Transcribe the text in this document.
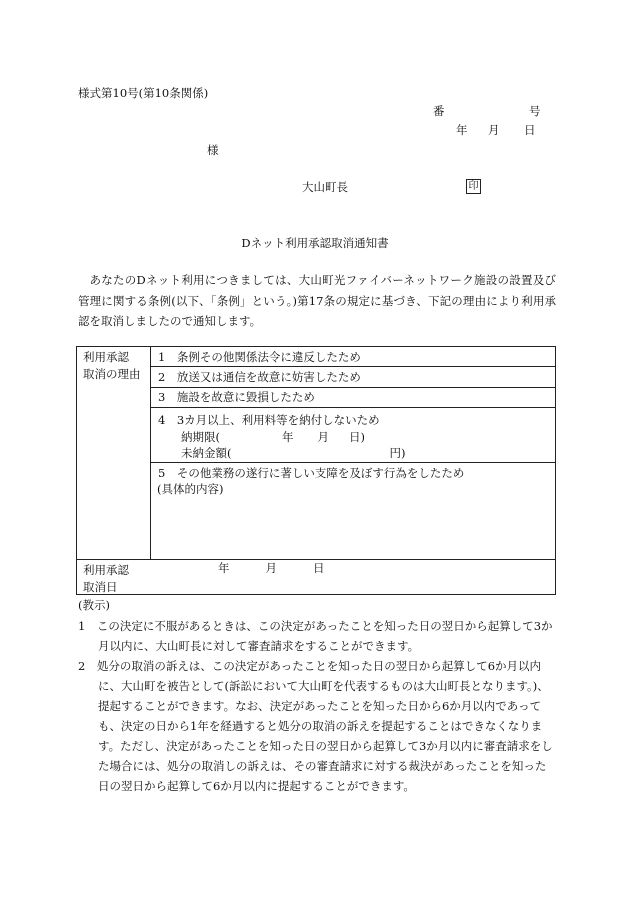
様式第10号(第10条関係)
番	号
年 月 日
様
大山町長	印
Dネット利用承認取消通知書
あなたのDネット利用につきましては、大山町光ファイバーネットワーク施設の設置及び管理に関する条例(以下、「条例」という。)第17条の規定に基づき、下記の理由により利用承認を取消しましたので通知します。
利用承認
取消の理由
1　条例その他関係法令に違反したため
2　放送又は通信を故意に妨害したため
3　施設を故意に毀損したため
4　3カ月以上、利用料等を納付しないため
納期限(	年 月 日)
未納金額(	円)
5　その他業務の遂行に著しい支障を及ぼす行為をしたため
(具体的内容)
利用承認
取消日
年	月	日
(教示)
1　この決定に不服があるときは、この決定があったことを知った日の翌日から起算して3か月以内に、大山町長に対して審査請求をすることができます。
2　処分の取消の訴えは、この決定があったことを知った日の翌日から起算して6か月以内に、大山町を被告として(訴訟において大山町を代表するものは大山町長となります。)、提起することができます。なお、決定があったことを知った日から6か月以内であっても、決定の日から1年を経過すると処分の取消の訴えを提起することはできなくなります。ただし、決定があったことを知った日の翌日から起算して3か月以内に審査請求をした場合には、処分の取消しの訴えは、その審査請求に対する裁決があったことを知った日の翌日から起算して6か月以内に提起することができます。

○ ○ ○ ○

What this task involves —
Each entry above should be reproduced exactly, with the pictures removed.

Output for this task —
Transcribe the text in this document.
様式第10号(第10条関係)
番	号
年 月 日
様
大山町長	印
Dネット利用承認取消通知書
あなたのDネット利用につきましては、大山町光ファイバーネットワーク施設の設置及び管理に関する条例(以下、「条例」という。)第17条の規定に基づき、下記の理由により利用承認を取消しましたので通知します。
利用承認
取消の理由
1　条例その他関係法令に違反したため
2　放送又は通信を故意に妨害したため
3　施設を故意に毀損したため
4　3カ月以上、利用料等を納付しないため
納期限(	年 月 日)
未納金額(	円)
5　その他業務の遂行に著しい支障を及ぼす行為をしたため
(具体的内容)
利用承認
取消日
年	月	日
(教示)
1　この決定に不服があるときは、この決定があったことを知った日の翌日から起算して3か月以内に、大山町長に対して審査請求をすることができます。
2　処分の取消の訴えは、この決定があったことを知った日の翌日から起算して6か月以内に、大山町を被告として(訴訟において大山町を代表するものは大山町長となります。)、提起することができます。なお、決定があったことを知った日から6か月以内であっても、決定の日から1年を経過すると処分の取消の訴えを提起することはできなくなります。ただし、決定があったことを知った日の翌日から起算して3か月以内に審査請求をした場合には、処分の取消しの訴えは、その審査請求に対する裁決があったことを知った日の翌日から起算して6か月以内に提起することができます。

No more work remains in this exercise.